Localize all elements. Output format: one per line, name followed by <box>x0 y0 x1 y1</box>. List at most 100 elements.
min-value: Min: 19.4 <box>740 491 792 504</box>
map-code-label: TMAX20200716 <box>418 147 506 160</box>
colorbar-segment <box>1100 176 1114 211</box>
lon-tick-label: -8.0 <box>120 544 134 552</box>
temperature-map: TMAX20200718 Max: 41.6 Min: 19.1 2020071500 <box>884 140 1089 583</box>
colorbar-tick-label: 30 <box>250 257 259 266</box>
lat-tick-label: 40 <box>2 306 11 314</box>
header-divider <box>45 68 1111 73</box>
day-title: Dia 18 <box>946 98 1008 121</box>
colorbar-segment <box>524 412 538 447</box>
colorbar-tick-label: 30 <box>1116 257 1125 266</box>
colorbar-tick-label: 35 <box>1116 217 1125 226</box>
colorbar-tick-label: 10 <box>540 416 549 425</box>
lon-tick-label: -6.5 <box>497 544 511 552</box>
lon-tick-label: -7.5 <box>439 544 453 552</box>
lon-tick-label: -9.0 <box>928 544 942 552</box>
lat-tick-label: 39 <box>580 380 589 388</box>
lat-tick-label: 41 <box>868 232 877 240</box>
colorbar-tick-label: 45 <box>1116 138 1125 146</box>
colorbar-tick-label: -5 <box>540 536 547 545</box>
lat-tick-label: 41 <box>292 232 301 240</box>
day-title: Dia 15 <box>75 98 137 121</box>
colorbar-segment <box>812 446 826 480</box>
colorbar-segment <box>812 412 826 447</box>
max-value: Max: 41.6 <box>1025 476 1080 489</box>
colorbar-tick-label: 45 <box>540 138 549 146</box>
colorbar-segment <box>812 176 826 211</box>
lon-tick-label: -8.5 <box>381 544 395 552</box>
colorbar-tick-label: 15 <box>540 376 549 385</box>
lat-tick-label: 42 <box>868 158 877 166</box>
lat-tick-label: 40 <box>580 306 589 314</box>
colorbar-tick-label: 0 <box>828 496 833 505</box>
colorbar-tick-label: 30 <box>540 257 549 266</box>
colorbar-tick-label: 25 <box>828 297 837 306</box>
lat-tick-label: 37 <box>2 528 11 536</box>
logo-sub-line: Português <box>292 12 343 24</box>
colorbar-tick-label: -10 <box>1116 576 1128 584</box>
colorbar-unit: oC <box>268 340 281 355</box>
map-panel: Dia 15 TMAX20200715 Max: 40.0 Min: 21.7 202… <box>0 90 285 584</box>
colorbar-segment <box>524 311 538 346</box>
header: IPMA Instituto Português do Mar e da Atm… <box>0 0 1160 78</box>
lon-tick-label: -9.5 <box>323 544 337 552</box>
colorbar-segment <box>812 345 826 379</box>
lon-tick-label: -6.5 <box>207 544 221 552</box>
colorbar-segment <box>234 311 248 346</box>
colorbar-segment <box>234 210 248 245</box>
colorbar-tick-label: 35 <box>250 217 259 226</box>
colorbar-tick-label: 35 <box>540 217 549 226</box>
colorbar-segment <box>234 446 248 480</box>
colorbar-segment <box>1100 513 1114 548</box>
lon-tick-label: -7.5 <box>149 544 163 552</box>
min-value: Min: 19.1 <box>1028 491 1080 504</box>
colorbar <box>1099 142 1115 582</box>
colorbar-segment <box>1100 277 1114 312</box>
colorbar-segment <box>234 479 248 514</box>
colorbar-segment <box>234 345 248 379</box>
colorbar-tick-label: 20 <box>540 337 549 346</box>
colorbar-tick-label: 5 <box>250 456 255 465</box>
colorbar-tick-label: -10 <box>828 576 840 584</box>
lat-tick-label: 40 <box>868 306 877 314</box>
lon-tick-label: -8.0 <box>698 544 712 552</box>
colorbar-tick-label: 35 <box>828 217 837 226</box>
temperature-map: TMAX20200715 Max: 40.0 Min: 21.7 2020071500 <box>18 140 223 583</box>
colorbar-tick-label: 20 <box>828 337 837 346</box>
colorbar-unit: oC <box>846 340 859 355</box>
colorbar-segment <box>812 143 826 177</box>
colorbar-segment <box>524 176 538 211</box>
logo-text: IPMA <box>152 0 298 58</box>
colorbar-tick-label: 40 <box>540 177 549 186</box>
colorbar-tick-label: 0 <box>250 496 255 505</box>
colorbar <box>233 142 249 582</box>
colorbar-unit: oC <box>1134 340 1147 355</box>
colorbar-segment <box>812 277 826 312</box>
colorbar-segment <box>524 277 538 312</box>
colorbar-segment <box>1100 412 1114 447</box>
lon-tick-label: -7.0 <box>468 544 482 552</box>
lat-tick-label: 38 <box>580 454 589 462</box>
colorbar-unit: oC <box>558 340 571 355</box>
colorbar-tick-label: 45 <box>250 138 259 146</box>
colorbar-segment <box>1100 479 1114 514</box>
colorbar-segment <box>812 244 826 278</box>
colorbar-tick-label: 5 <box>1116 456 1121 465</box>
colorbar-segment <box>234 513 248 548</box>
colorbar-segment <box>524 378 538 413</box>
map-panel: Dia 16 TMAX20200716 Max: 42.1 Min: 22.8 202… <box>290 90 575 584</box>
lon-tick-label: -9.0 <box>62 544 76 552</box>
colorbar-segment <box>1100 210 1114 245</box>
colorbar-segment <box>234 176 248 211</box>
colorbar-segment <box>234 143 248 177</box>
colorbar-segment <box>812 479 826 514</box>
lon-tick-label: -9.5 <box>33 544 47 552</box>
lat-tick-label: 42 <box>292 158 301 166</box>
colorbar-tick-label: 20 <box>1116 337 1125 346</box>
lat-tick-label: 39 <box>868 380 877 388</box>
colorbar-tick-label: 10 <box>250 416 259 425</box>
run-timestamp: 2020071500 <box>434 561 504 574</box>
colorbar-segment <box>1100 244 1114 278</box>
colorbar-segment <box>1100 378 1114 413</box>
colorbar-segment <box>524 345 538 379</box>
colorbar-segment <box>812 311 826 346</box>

* WHAT NEEDS TO BE DONE
Pull out each line of the data above that contains the string "value".

* RESULT OF THIS TASK
min-value: Min: 19.4 <box>740 491 792 504</box>
max-value: Max: 41.6 <box>1025 476 1080 489</box>
min-value: Min: 19.1 <box>1028 491 1080 504</box>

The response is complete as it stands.